>> START

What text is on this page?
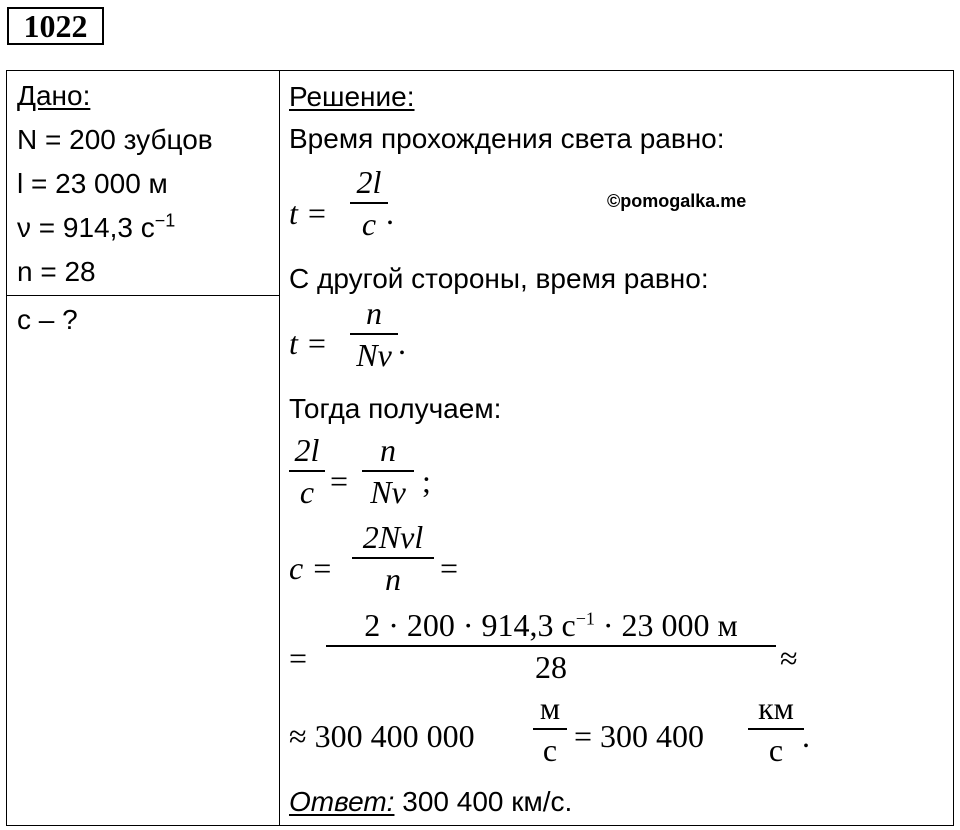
1022
Дано:
N = 200 зубцов
l = 23 000 м
ν = 914,3 $с^{-1}$
n = 28
c – ?
Решение:
Время прохождения света равно:
t =
2l
c .	©pomogalka.me
С другой стороны, время равно:
t =
n
Nν .
Тогда получаем:
2l
c =
n
Nν ;
c =
2Nνl
n	=
=
2 · 200 · 914,3 $с^{-1} \cdot 23$ 000 м
28	≈
≈ 300 400 000
м
с = 300 400
км
с .
Ответ: 300 400 км/с.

>> END

Your objective =
Only the count is needed: the number of lines in the data that include the word "равно".

Exercise response =
2